**Challenge**.
Filter the entries below, keeping every line that has the word "下列各句中".

Records from a data source:
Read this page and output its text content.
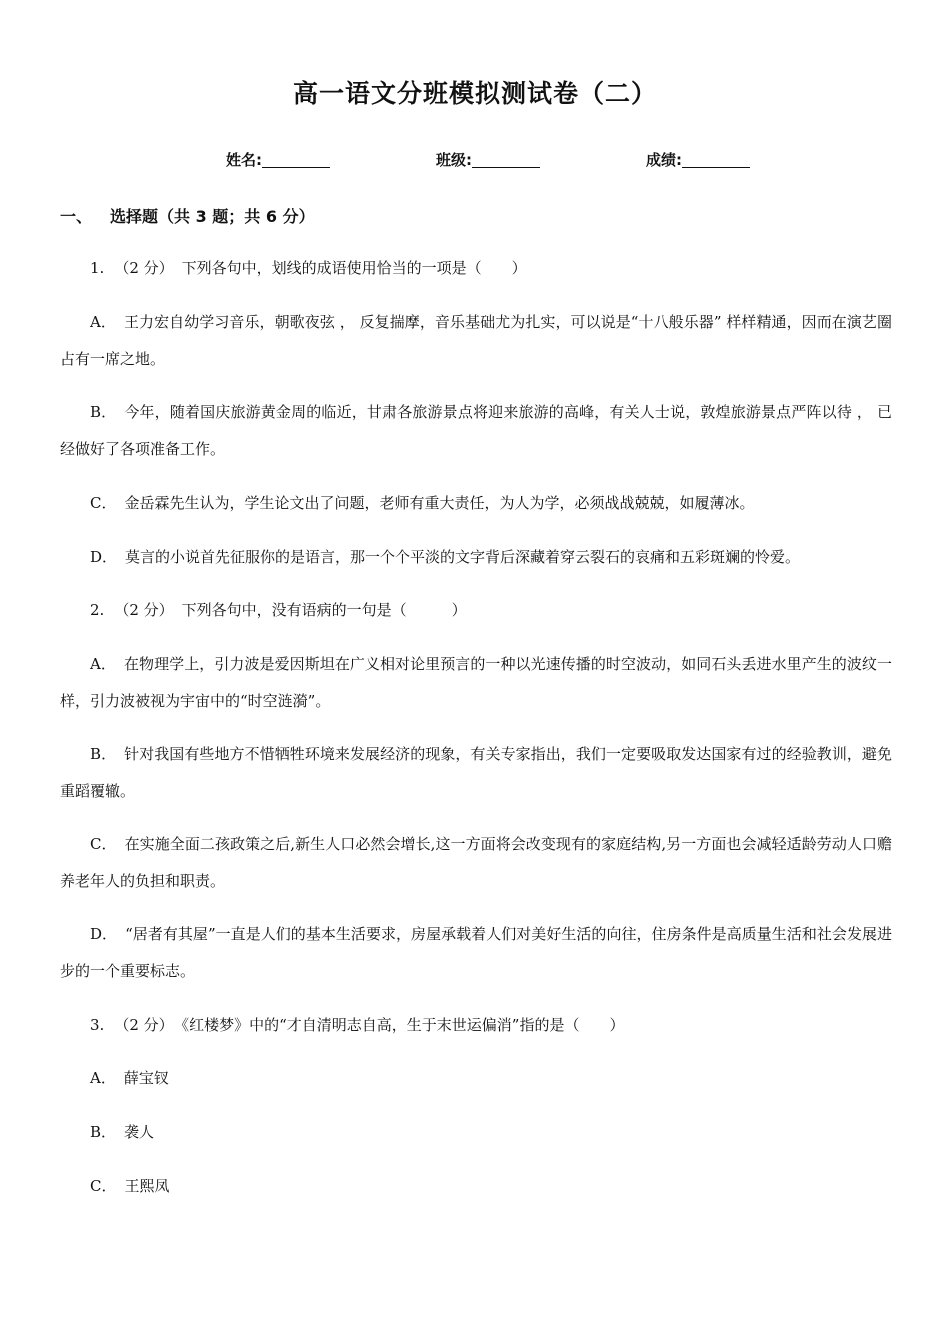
高一语文分班模拟测试卷（二）
姓名:	班级:	成绩:
一、 选择题（共 3 题；共 6 分）
1. （2 分） 下列各句中，划线的成语使用恰当的一项是（　　）
A． 王力宏自幼学习音乐，朝歌夜弦 ， 反复揣摩，音乐基础尤为扎实，可以说是“十八般乐器” 样样精通，因而在演艺圈占有一席之地。
B． 今年，随着国庆旅游黄金周的临近，甘肃各旅游景点将迎来旅游的高峰，有关人士说，敦煌旅游景点严阵以待 ， 已经做好了各项准备工作。
C． 金岳霖先生认为，学生论文出了问题，老师有重大责任，为人为学，必须战战兢兢，如履薄冰。
D． 莫言的小说首先征服你的是语言，那一个个平淡的文字背后深藏着穿云裂石的哀痛和五彩斑斓的怜爱。
2. （2 分） 下列各句中，没有语病的一句是（　　　）
A． 在物理学上，引力波是爱因斯坦在广义相对论里预言的一种以光速传播的时空波动，如同石头丢进水里产生的波纹一样，引力波被视为宇宙中的“时空涟漪”。
B． 针对我国有些地方不惜牺牲环境来发展经济的现象，有关专家指出，我们一定要吸取发达国家有过的经验教训，避免重蹈覆辙。
C． 在实施全面二孩政策之后,新生人口必然会增长,这一方面将会改变现有的家庭结构,另一方面也会减轻适龄劳动人口赡养老年人的负担和职责。
D． “居者有其屋”一直是人们的基本生活要求，房屋承载着人们对美好生活的向往，住房条件是高质量生活和社会发展进步的一个重要标志。
3. （2 分） 《红楼梦》中的“才自清明志自高，生于末世运偏消”指的是（　　）
A． 薛宝钗
B． 袭人
C． 王熙凤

**Answer for the task**.
1. （2 分） 下列各句中，划线的成语使用恰当的一项是（　　）
2. （2 分） 下列各句中，没有语病的一句是（　　　）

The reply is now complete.